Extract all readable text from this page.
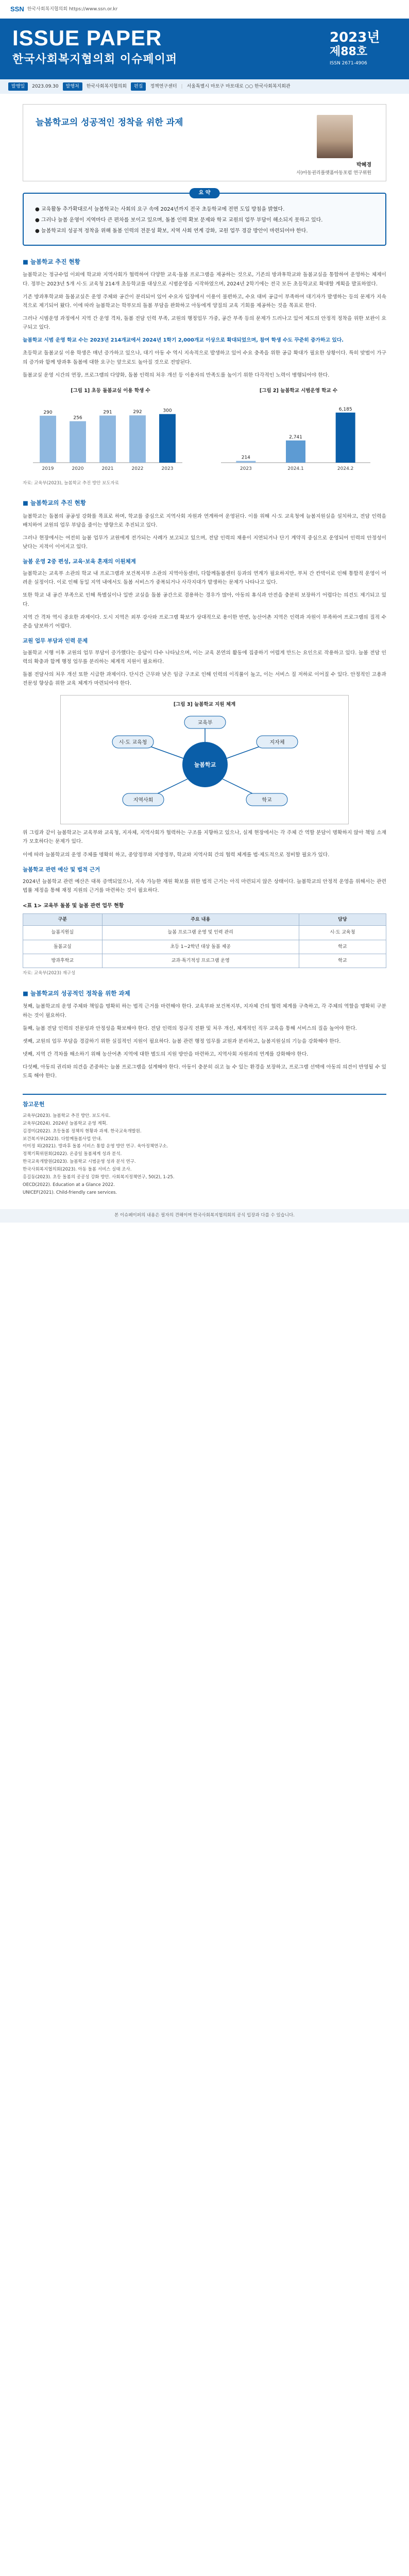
SSN 한국사회복지협의회 https://www.ssn.or.kr
ISSUE PAPER
한국사회복지협의회 이슈페이퍼
2023년
제88호
ISSN 2671-4906
발행일	2023.09.30	발행처	한국사회복지협의회	편집	정책연구센터 | 서울특별시 마포구 마포대로 ○○ 한국사회복지회관
늘봄학교의 성공적인 정착을 위한 과제
박혜경
사)아동권리플랫폼아동포럼 연구위원
요 약

● 교육활동 추가확대로서 늘봄학교는 사회의 요구 속에 2024년까지 전국 초등학교에 전면 도입 방침을 밝혔다.

● 그러나 늘봄 운영이 지역마다 큰 편차를 보이고 있으며, 돌봄 인력 확보 문제와 학교 교원의 업무 부담이 해소되지 못하고 있다.

● 늘봄학교의 성공적 정착을 위해 돌봄 인력의 전문성 확보, 지역 사회 연계 강화, 교원 업무 경감 방안이 마련되어야 한다.

■ 늘봄학교 추진 현황

늘봄학교는 정규수업 이외에 학교와 지역사회가 협력하여 다양한 교육·돌봄 프로그램을 제공하는 것으로, 기존의 방과후학교와 돌봄교실을 통합하여 운영하는 체제이다. 정부는 2023년 5개 시·도 교육청 214개 초등학교를 대상으로 시범운영을 시작하였으며, 2024년 2학기에는 전국 모든 초등학교로 확대할 계획을 발표하였다.

기존 방과후학교와 돌봄교실은 운영 주체와 공간이 분리되어 있어 수요자 입장에서 이용이 불편하고, 수요 대비 공급이 부족하여 대기자가 발생하는 등의 문제가 지속적으로 제기되어 왔다. 이에 따라 늘봄학교는 학부모의 돌봄 부담을 완화하고 아동에게 양질의 교육 기회를 제공하는 것을 목표로 한다.

그러나 시범운영 과정에서 지역 간 운영 격차, 돌봄 전담 인력 부족, 교원의 행정업무 가중, 공간 부족 등의 문제가 드러나고 있어 제도의 안정적 정착을 위한 보완이 요구되고 있다.

늘봄학교 시범 운영 학교 수는 2023년 214개교에서 2024년 1학기 2,000개교 이상으로 확대되었으며, 참여 학생 수도 꾸준히 증가하고 있다.

초등학교 돌봄교실 이용 학생은 매년 증가하고 있으나, 대기 아동 수 역시 지속적으로 발생하고 있어 수요 충족을 위한 공급 확대가 필요한 상황이다. 특히 맞벌이 가구의 증가와 함께 방과후 돌봄에 대한 요구는 앞으로도 높아질 것으로 전망된다.

돌봄교실 운영 시간의 연장, 프로그램의 다양화, 돌봄 인력의 처우 개선 등 이용자의 만족도를 높이기 위한 다각적인 노력이 병행되어야 한다.

[그림 1] 초등 돌봄교실 이용 학생 수
290
2019
256
2020
291
2021
292
2022
300
2023
[그림 2] 늘봄학교 시범운영 학교 수
214
2023
2,741
2024.1
6,185
2024.2
자료: 교육부(2023), 늘봄학교 추진 방안 보도자료
■ 늘봄학교의 추진 현황

늘봄학교는 돌봄의 공공성 강화를 목표로 하며, 학교를 중심으로 지역사회 자원과 연계하여 운영된다. 이를 위해 시·도 교육청에 늘봄지원실을 설치하고, 전담 인력을 배치하여 교원의 업무 부담을 줄이는 방향으로 추진되고 있다.

그러나 현장에서는 여전히 늘봄 업무가 교원에게 전가되는 사례가 보고되고 있으며, 전담 인력의 채용이 지연되거나 단기 계약직 중심으로 운영되어 인력의 안정성이 낮다는 지적이 이어지고 있다.

늘봄 운영 2중 편성, 교육·보육 혼재의 이원체계

늘봄학교는 교육부 소관의 학교 내 프로그램과 보건복지부 소관의 지역아동센터, 다함께돌봄센터 등과의 연계가 필요하지만, 부처 간 칸막이로 인해 통합적 운영이 어려운 실정이다. 이로 인해 동일 지역 내에서도 돌봄 서비스가 중복되거나 사각지대가 발생하는 문제가 나타나고 있다.

또한 학교 내 공간 부족으로 인해 특별실이나 일반 교실을 돌봄 공간으로 겸용하는 경우가 많아, 아동의 휴식과 안전을 충분히 보장하기 어렵다는 의견도 제기되고 있다.

지역 간 격차 역시 중요한 과제이다. 도시 지역은 외부 강사와 프로그램 확보가 상대적으로 용이한 반면, 농산어촌 지역은 인력과 자원이 부족하여 프로그램의 질적 수준을 담보하기 어렵다.

교원 업무 부담과 인력 문제

늘봄학교 시행 이후 교원의 업무 부담이 증가했다는 응답이 다수 나타났으며, 이는 교육 본연의 활동에 집중하기 어렵게 만드는 요인으로 작용하고 있다. 늘봄 전담 인력의 확충과 함께 행정 업무를 분리하는 체계적 지원이 필요하다.

돌봄 전담사의 처우 개선 또한 시급한 과제이다. 단시간 근무와 낮은 임금 구조로 인해 인력의 이직률이 높고, 이는 서비스 질 저하로 이어질 수 있다. 안정적인 고용과 전문성 향상을 위한 교육 체계가 마련되어야 한다.

[그림 3] 늘봄학교 지원 체계
늘봄학교
교육부
시·도 교육청	지자체
지역사회	학교

위 그림과 같이 늘봄학교는 교육부와 교육청, 지자체, 지역사회가 협력하는 구조를 지향하고 있으나, 실제 현장에서는 각 주체 간 역할 분담이 명확하지 않아 책임 소재가 모호하다는 문제가 있다.

이에 따라 늘봄학교의 운영 주체를 명확히 하고, 중앙정부와 지방정부, 학교와 지역사회 간의 협력 체계를 법·제도적으로 정비할 필요가 있다.

늘봄학교 관련 예산 및 법적 근거

2024년 늘봄학교 관련 예산은 대폭 증액되었으나, 지속 가능한 재원 확보를 위한 법적 근거는 아직 마련되지 않은 상태이다. 늘봄학교의 안정적 운영을 위해서는 관련 법률 제정을 통해 재정 지원의 근거를 마련하는 것이 필요하다.

<표 1> 교육부 돌봄 및 늘봄 관련 업무 현황
구분	주요 내용	담당
늘봄지원실	늘봄 프로그램 운영 및 인력 관리	시·도 교육청
돌봄교실	초등 1~2학년 대상 돌봄 제공	학교
방과후학교	교과·특기적성 프로그램 운영	학교
자료: 교육부(2023) 재구성
■ 늘봄학교의 성공적인 정착을 위한 과제

첫째, 늘봄학교의 운영 주체와 책임을 명확히 하는 법적 근거를 마련해야 한다. 교육부와 보건복지부, 지자체 간의 협력 체계를 구축하고, 각 주체의 역할을 명확히 구분하는 것이 필요하다.

둘째, 늘봄 전담 인력의 전문성과 안정성을 확보해야 한다. 전담 인력의 정규직 전환 및 처우 개선, 체계적인 직무 교육을 통해 서비스의 질을 높여야 한다.

셋째, 교원의 업무 부담을 경감하기 위한 실질적인 지원이 필요하다. 늘봄 관련 행정 업무를 교원과 분리하고, 늘봄지원실의 기능을 강화해야 한다.

넷째, 지역 간 격차를 해소하기 위해 농산어촌 지역에 대한 별도의 지원 방안을 마련하고, 지역사회 자원과의 연계를 강화해야 한다.

다섯째, 아동의 권리와 의견을 존중하는 늘봄 프로그램을 설계해야 한다. 아동이 충분히 쉬고 놀 수 있는 환경을 보장하고, 프로그램 선택에 아동의 의견이 반영될 수 있도록 해야 한다.

참고문헌
교육부(2023). 늘봄학교 추진 방안. 보도자료.
교육부(2024). 2024년 늘봄학교 운영 계획.
김경미(2022). 초등돌봄 정책의 현황과 과제. 한국교육개발원.
보건복지부(2023). 다함께돌봄사업 안내.
이미정 외(2021). 방과후 돌봄 서비스 통합 운영 방안 연구. 육아정책연구소.
정책기획위원회(2022). 온종일 돌봄체계 성과 분석.
한국교육개발원(2023). 늘봄학교 시범운영 성과 분석 연구.
한국사회복지협의회(2023). 아동 돌봄 서비스 실태 조사.
홍길동(2023). 초등 돌봄의 공공성 강화 방안. 사회복지정책연구, 50(2), 1-25.
OECD(2022). Education at a Glance 2022.
UNICEF(2021). Child-friendly care services.
본 이슈페이퍼의 내용은 필자의 견해이며 한국사회복지협의회의 공식 입장과 다를 수 있습니다.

» **Short exercise**
Filter the records above and return every line that holds the word "중심으로".

» **Completed exercise**
늘봄학교는 돌봄의 공공성 강화를 목표로 하며, 학교를 중심으로 지역사회 자원과 연계하여 운영된다. 이를 위해 시·도 교육청에 늘봄지원실을 설치하고, 전담 인력을 배치하여 교원의 업무 부담을 줄이는 방향으로 추진되고 있다.
그러나 현장에서는 여전히 늘봄 업무가 교원에게 전가되는 사례가 보고되고 있으며, 전담 인력의 채용이 지연되거나 단기 계약직 중심으로 운영되어 인력의 안정성이 낮다는 지적이 이어지고 있다.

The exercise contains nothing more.